Task description:
What follows is a listing; restate every line of it word for word.

==== Data provided

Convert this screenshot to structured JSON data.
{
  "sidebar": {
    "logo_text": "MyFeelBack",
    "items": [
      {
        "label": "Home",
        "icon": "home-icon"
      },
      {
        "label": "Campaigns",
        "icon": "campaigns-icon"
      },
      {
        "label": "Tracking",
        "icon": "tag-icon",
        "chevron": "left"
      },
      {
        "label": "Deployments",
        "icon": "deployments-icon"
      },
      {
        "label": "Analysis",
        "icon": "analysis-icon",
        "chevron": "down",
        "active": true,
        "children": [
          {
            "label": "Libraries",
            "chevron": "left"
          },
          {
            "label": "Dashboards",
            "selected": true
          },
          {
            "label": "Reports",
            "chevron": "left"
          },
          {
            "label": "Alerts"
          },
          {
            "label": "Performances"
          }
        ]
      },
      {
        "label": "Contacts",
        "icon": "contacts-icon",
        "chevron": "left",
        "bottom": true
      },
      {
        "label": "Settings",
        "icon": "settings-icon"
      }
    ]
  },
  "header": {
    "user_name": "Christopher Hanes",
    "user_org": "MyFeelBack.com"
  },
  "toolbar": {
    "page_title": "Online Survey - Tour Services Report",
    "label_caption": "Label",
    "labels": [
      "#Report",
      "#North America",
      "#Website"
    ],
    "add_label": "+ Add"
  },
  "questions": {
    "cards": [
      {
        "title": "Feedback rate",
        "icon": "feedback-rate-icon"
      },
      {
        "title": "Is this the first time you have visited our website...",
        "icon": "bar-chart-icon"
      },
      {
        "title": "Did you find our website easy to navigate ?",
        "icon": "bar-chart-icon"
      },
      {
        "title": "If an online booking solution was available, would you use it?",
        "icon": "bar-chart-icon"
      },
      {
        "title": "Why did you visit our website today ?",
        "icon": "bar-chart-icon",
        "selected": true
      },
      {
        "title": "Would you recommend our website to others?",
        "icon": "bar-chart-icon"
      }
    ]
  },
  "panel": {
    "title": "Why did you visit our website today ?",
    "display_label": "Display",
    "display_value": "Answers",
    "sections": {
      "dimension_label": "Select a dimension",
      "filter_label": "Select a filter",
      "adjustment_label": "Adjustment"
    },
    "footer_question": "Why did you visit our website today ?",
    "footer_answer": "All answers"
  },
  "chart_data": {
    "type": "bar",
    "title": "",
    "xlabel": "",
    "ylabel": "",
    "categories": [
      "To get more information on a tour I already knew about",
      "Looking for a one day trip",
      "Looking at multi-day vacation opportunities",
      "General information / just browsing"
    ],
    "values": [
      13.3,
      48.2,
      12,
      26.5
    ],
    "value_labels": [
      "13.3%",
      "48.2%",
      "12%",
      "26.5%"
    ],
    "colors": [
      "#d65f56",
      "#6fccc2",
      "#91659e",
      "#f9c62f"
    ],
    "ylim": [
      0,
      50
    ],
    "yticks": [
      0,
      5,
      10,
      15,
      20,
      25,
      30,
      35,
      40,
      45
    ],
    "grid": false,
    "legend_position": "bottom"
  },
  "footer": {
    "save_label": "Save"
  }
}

========

Task output:
Convert this screenshot to structured JSON data.
{
  "sidebar": {
    "logo_text": "MyFeelBack",
    "items": [
      {
        "label": "Home",
        "icon": "home-icon"
      },
      {
        "label": "Campaigns",
        "icon": "campaigns-icon"
      },
      {
        "label": "Tracking",
        "icon": "tag-icon",
        "chevron": "left"
      },
      {
        "label": "Deployments",
        "icon": "deployments-icon"
      },
      {
        "label": "Analysis",
        "icon": "analysis-icon",
        "chevron": "down",
        "active": true,
        "children": [
          {
            "label": "Libraries",
            "chevron": "left"
          },
          {
            "label": "Dashboards",
            "selected": true
          },
          {
            "label": "Reports",
            "chevron": "left"
          },
          {
            "label": "Alerts"
          },
          {
            "label": "Performances"
          }
        ]
      },
      {
        "label": "Contacts",
        "icon": "contacts-icon",
        "chevron": "left",
        "bottom": true
      },
      {
        "label": "Settings",
        "icon": "settings-icon"
      }
    ]
  },
  "header": {
    "user_name": "Christopher Hanes",
    "user_org": "MyFeelBack.com"
  },
  "toolbar": {
    "page_title": "Online Survey - Tour Services Report",
    "label_caption": "Label",
    "labels": [
      "#Report",
      "#North America",
      "#Website"
    ],
    "add_label": "+ Add"
  },
  "questions": {
    "cards": [
      {
        "title": "Feedback rate",
        "icon": "feedback-rate-icon"
      },
      {
        "title": "Is this the first time you have visited our website...",
        "icon": "bar-chart-icon"
      },
      {
        "title": "Did you find our website easy to navigate ?",
        "icon": "bar-chart-icon"
      },
      {
        "title": "If an online booking solution was available, would you use it?",
        "icon": "bar-chart-icon"
      },
      {
        "title": "Why did you visit our website today ?",
        "icon": "bar-chart-icon",
        "selected": true
      },
      {
        "title": "Would you recommend our website to others?",
        "icon": "bar-chart-icon"
      }
    ]
  },
  "panel": {
    "title": "Why did you visit our website today ?",
    "display_label": "Display",
    "display_value": "Answers",
    "sections": {
      "dimension_label": "Select a dimension",
      "filter_label": "Select a filter",
      "adjustment_label": "Adjustment"
    },
    "footer_question": "Why did you visit our website today ?",
    "footer_answer": "All answers"
  },
  "chart_data": {
    "type": "bar",
    "title": "",
    "xlabel": "",
    "ylabel": "",
    "categories": [
      "To get more information on a tour I already knew about",
      "Looking for a one day trip",
      "Looking at multi-day vacation opportunities",
      "General information / just browsing"
    ],
    "values": [
      13.3,
      48.2,
      12,
      26.5
    ],
    "value_labels": [
      "13.3%",
      "48.2%",
      "12%",
      "26.5%"
    ],
    "colors": [
      "#d65f56",
      "#6fccc2",
      "#91659e",
      "#f9c62f"
    ],
    "ylim": [
      0,
      50
    ],
    "yticks": [
      0,
      5,
      10,
      15,
      20,
      25,
      30,
      35,
      40,
      45
    ],
    "grid": false,
    "legend_position": "bottom"
  },
  "footer": {
    "save_label": "Save"
  }
}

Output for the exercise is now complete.